Return the records exactly as they are.

** Start of Listing **

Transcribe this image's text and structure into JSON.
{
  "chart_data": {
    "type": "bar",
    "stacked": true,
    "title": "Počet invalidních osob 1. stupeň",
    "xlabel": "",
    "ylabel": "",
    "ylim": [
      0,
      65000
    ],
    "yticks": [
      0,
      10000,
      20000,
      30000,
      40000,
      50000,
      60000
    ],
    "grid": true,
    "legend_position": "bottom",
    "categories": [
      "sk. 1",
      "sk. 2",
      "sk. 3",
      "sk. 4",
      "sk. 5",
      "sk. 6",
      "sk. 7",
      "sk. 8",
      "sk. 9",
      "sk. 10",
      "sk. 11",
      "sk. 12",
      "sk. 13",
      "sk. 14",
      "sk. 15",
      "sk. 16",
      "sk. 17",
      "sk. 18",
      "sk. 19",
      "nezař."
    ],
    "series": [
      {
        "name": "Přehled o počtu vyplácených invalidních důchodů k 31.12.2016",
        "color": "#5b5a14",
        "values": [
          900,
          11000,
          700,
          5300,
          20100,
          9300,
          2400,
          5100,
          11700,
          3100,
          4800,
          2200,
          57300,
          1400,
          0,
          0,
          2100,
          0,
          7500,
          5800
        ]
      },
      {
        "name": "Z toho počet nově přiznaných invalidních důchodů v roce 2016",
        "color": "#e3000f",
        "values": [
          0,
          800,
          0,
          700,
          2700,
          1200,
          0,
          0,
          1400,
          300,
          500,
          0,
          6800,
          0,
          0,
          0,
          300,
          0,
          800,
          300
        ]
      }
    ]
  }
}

** End of Listing **

### Response to this exercise:
Transcribe this image's text and structure into JSON.
{
  "chart_data": {
    "type": "bar",
    "stacked": true,
    "title": "Počet invalidních osob 1. stupeň",
    "xlabel": "",
    "ylabel": "",
    "ylim": [
      0,
      65000
    ],
    "yticks": [
      0,
      10000,
      20000,
      30000,
      40000,
      50000,
      60000
    ],
    "grid": true,
    "legend_position": "bottom",
    "categories": [
      "sk. 1",
      "sk. 2",
      "sk. 3",
      "sk. 4",
      "sk. 5",
      "sk. 6",
      "sk. 7",
      "sk. 8",
      "sk. 9",
      "sk. 10",
      "sk. 11",
      "sk. 12",
      "sk. 13",
      "sk. 14",
      "sk. 15",
      "sk. 16",
      "sk. 17",
      "sk. 18",
      "sk. 19",
      "nezař."
    ],
    "series": [
      {
        "name": "Přehled o počtu vyplácených invalidních důchodů k 31.12.2016",
        "color": "#5b5a14",
        "values": [
          900,
          11000,
          700,
          5300,
          20100,
          9300,
          2400,
          5100,
          11700,
          3100,
          4800,
          2200,
          57300,
          1400,
          0,
          0,
          2100,
          0,
          7500,
          5800
        ]
      },
      {
        "name": "Z toho počet nově přiznaných invalidních důchodů v roce 2016",
        "color": "#e3000f",
        "values": [
          0,
          800,
          0,
          700,
          2700,
          1200,
          0,
          0,
          1400,
          300,
          500,
          0,
          6800,
          0,
          0,
          0,
          300,
          0,
          800,
          300
        ]
      }
    ]
  }
}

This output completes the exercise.